→ Written tasks:
1. In the one-way ANCOVA tutorial, condense the paragraph beginning "The SEM model for one-way ANCOVA" into two short sentences that keep its main facts.
2. Pick up the one-way ANCOVA tutorial from the point where it stops, and carry it forward.

→ Source document:
++++++++++++++++++++

One-Way ANCOVA

Thompson, M., Lie, Y. & Green, S. (2023). Flexible structural equation modeling approaches for analyzing means. In R. Hoyle (Ed.), Handbook of structural equation modeling (2nd ed., pp. 385-408). New York, NY: Guilford Press.

This example shows the SEM approach to a one-way ANCOVA. Results are reported in Table 21.2 (p. 393).

The data file needs rearranging before it can be used: the format needs to be changed from “long” to “wide”, and the pre or before Life-Satisfaction scores need to be centered.

Load package and get the data

Load the lavaan packages, and run satisfactionI.r and ANOVA_data.r to get and rearrange the data.

library(lavaan)

source("satisfactionI.r")
head(df)

source("ANOVA_data.r")
head(df)

The variables used in this example are:

  • x - Coping Strategy (“a” - no strategy; “b” - discussion; “c” - exercise)
  • y - dependent variable (“after” Life-Satisfaction scores)
  • preC - pre-Life-Satisfaction grand mean centered

The steps are the same as with the one_way_ANOVA. The only difference is the addition of the covariate, preC.

The models

The SEM model for one-way ANCOVA is shown below. The diagram shows the “Less Constrained” model - the three means, represented by the labels on the arrows connecting the “1” to the dependent variable, differ. To be consistent with the ANCOVA assumptions of homogeneity of variances and homogeneity of regression slopes, the residual variances and the coefficients for the covariate (preC) are each constrained to equality.

The model statements are shown below. The “More Constrained” model constrains the means to equality. The “Less Constrained” model allows the means to differ across the groups. In both cases the residual variances and the coefficients for the covariate are constrained to equality.

models <- list(
  "More Constrained" =
    "y ~  c(a, a, a)*1        # Means
     y ~  c(b, b, b)*preC     # Regression slopes
     y ~~ c(e, e, e)*y        # Variances",

  "Less Constrained" =
    "y ~  c(a1, a2, a3)*1
     y ~  c(b, b, b)*preC
     y ~~ c(e, e, e)*y"

++++++++++++++++++++

→ Dataset rows:
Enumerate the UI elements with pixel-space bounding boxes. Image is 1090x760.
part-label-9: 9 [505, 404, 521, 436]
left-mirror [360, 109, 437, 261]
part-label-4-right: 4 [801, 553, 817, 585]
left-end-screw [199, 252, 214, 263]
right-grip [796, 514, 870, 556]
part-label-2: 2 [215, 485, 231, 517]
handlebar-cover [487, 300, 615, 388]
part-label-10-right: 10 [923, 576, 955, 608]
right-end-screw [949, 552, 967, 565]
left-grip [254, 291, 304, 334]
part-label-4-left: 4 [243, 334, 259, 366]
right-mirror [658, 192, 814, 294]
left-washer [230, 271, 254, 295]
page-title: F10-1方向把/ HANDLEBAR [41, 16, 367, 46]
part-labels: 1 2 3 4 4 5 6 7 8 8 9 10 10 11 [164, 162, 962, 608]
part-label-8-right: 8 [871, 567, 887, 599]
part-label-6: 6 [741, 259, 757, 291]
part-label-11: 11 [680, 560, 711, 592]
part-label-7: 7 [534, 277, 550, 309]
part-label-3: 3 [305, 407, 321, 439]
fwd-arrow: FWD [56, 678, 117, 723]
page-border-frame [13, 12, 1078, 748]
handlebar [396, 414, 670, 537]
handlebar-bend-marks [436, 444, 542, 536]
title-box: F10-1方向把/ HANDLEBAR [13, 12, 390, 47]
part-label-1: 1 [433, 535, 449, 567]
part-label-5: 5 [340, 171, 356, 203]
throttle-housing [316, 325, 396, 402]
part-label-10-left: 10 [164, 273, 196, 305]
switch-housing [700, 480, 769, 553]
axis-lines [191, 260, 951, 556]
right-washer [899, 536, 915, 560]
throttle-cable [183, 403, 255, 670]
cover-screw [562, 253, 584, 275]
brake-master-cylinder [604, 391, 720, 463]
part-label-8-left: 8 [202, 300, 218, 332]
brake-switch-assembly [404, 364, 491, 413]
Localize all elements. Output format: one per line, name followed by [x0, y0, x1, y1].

++++++++++++++++++++

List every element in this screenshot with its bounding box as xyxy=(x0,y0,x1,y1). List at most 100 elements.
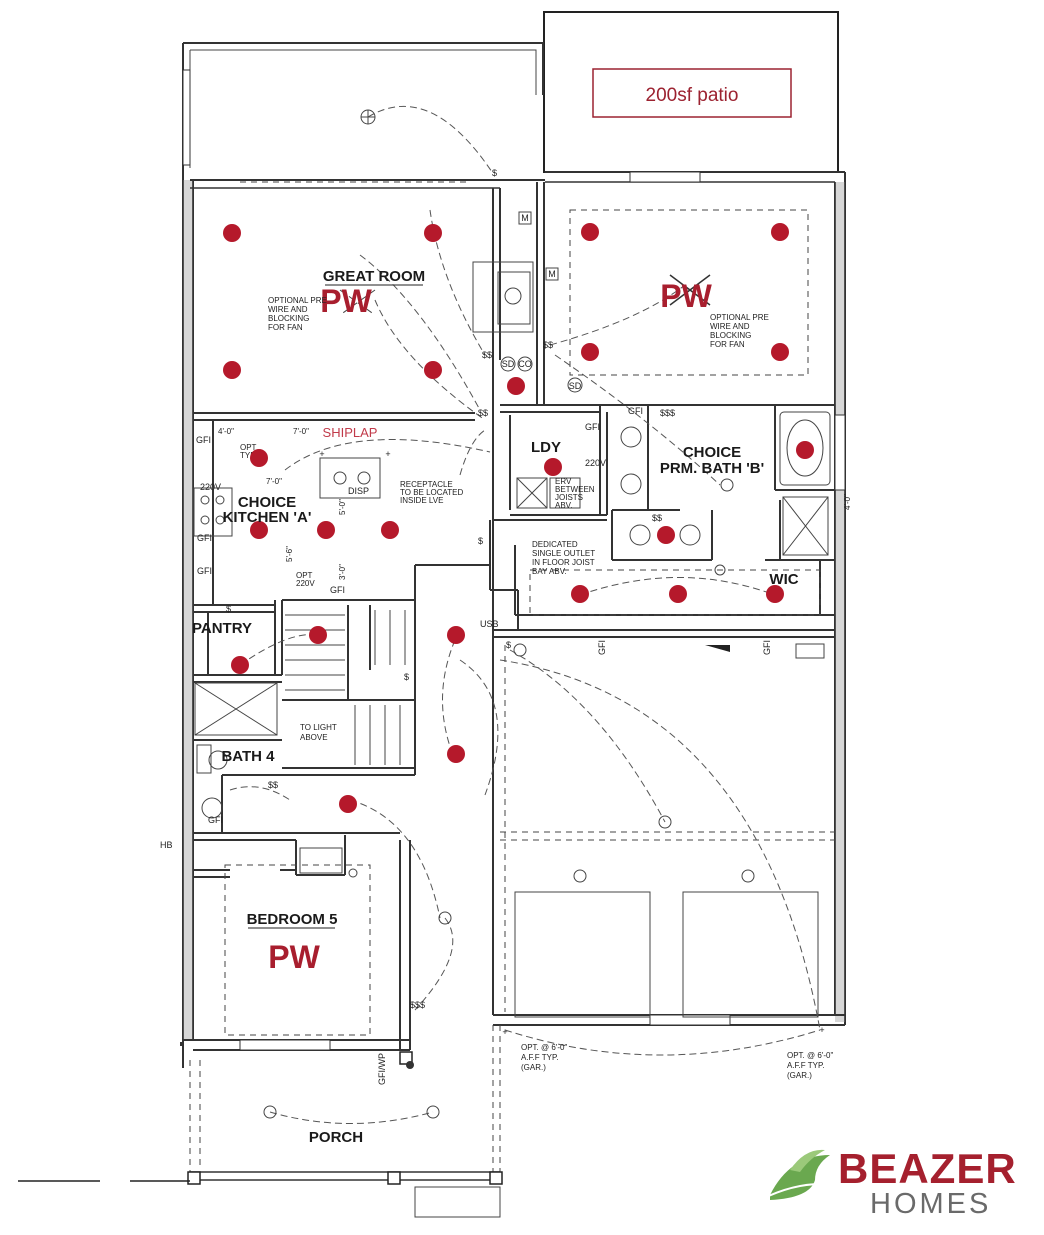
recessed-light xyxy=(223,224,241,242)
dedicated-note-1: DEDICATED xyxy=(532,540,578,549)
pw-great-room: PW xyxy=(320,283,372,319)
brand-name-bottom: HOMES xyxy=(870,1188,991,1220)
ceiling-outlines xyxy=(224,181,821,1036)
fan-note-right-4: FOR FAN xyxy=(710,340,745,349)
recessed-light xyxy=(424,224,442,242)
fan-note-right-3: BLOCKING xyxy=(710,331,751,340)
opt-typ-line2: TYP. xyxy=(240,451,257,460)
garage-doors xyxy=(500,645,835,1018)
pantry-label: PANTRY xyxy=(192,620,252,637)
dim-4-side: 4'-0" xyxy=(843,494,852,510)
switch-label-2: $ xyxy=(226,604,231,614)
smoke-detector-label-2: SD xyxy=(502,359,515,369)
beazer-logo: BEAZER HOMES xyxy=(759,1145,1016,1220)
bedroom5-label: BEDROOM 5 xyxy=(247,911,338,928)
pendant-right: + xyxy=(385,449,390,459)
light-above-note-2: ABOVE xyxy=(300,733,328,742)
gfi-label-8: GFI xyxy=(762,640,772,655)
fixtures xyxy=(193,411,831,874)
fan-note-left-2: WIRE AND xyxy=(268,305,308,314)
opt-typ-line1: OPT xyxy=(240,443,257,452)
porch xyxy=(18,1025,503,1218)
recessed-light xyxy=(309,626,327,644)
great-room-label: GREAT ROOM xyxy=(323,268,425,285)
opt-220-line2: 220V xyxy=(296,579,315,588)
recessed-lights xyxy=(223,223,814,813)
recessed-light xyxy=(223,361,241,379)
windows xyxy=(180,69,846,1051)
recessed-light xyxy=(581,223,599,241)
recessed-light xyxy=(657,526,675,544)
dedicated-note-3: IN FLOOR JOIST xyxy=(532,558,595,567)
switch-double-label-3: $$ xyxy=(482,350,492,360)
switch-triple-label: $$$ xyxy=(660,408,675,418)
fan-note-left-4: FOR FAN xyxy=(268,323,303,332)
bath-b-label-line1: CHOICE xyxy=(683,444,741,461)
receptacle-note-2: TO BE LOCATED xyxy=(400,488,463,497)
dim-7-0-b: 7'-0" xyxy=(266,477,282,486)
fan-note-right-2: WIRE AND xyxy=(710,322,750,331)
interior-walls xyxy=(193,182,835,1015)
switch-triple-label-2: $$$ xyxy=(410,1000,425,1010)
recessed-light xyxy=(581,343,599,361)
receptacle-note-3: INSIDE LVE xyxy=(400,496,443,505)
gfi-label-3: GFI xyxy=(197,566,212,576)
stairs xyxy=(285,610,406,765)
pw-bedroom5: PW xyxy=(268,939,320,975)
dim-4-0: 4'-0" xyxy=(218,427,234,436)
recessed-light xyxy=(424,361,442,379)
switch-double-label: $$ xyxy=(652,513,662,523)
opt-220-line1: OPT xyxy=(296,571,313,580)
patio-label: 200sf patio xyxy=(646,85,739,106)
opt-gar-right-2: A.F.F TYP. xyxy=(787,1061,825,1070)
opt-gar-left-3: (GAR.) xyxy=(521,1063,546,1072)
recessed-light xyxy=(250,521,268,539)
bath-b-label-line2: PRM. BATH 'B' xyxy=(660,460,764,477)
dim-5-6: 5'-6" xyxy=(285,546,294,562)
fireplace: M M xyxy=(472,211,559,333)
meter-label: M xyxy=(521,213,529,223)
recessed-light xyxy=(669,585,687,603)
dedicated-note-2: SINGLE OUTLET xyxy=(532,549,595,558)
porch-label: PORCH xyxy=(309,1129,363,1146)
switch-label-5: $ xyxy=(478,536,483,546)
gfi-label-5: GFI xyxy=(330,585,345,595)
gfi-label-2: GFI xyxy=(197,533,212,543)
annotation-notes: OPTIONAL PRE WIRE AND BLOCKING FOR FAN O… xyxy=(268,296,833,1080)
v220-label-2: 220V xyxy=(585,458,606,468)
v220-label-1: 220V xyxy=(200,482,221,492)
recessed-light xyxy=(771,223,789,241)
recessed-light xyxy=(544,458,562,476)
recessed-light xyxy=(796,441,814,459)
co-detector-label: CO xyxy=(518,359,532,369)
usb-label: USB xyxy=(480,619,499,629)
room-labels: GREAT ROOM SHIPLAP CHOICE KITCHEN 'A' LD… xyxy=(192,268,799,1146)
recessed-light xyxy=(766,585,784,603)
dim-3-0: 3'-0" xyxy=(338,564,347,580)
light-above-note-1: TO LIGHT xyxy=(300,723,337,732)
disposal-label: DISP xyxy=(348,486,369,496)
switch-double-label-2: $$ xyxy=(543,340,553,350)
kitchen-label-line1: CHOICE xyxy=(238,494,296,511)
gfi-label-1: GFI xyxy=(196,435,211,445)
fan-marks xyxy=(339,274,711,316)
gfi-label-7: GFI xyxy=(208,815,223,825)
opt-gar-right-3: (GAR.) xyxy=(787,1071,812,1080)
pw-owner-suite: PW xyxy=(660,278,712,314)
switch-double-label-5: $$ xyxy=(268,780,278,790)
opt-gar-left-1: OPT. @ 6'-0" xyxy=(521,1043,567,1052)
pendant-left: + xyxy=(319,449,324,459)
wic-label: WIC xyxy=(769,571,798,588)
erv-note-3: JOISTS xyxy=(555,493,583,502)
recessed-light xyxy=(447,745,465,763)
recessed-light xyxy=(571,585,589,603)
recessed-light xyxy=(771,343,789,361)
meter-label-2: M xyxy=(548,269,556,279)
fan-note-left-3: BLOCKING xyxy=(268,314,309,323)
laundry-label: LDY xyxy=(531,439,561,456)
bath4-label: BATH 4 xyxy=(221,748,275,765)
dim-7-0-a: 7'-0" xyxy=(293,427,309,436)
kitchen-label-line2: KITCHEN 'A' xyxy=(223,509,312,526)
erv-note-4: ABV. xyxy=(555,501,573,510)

++++++++++++++++++++

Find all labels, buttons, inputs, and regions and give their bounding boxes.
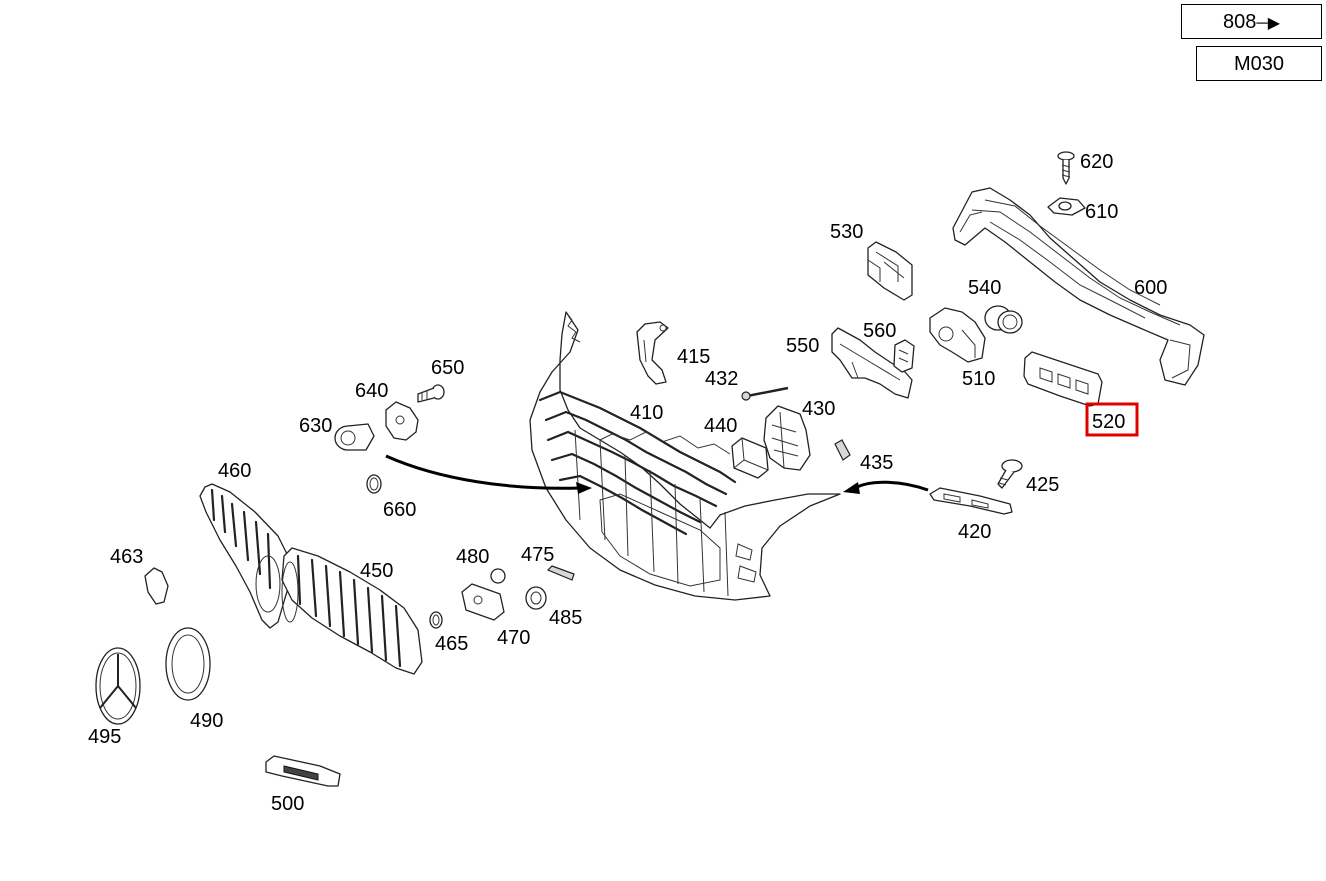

++++++++++++++++++++

→ Answers for the tasks:
1. The diagram depicts the "Less Constrained" model, where the three means (the labels on the arrows from the "1" to the dependent variable) differ. The residual variances and the covariate (preC) coefficients are each constrained to equality, in keeping with the ANCOVA assumptions of homogeneity of variances and of regression slopes.

2.
)

Fit the models and get the results

The lapply() function applies the sem() function to the two elements of the models list (with data set to df, and group set to the "x" variable).

fit <- lapply(models, sem, data = df, group = "x")

lapply(fit, summary)

The “SEM” sections of Table 21.2 show the means, pooled error variances, and the \(\upchi\)2 test; the footnote to Table 21.2 gives the regression coefficients.

Scroll through the summaries to find the “Intercepts”, “Variances”, and “Regressions”; or extract them from the list of estimates of model parameters.

## Get list of estimates
estimates <- lapply(fit, lavInspect, "est"); estimates

## Extract means - in element "alpha"
means <- list()
for (i in names(models)){
   means[[i]] <- estimates[[i]] |>
      lapply("[[", "alpha") |>       # Means for Y and preC
      sapply("[[", 1)                # Means for Y
}
means <- do.call(cbind, means); means

## Extract error variances -  in element "psi"
ErrorVar <- list()
for (i in names(models)){
   ErrorVar[[i]] <- estimates[[i]] |>
      lapply("[[", "psi")  |>        # Extract "psi" element
      sapply("[[", 1, 1)             # 1st row, 1st column of "psi"
}
ErrorVar <- do.call(cbind, ErrorVar); ErrorVar

## Extract regression coefficients -  in element "beta"
RegCoef <- list()
for (i in names(models)){
   RegCoef[[i]] <- estimates[[i]] |>
      lapply("[[", "beta")  |>       # Extract "beta" element
      sapply("[[", 1, 2)             # 1st row, 2nd column of "beta"
}
RegCoef <- do.call(cbind, RegCoef); RegCoef

To perform the \(\upchi\)2 test (to compare the fit of the two models), apply the anova() function to the two models.

Reduce(anova, fit)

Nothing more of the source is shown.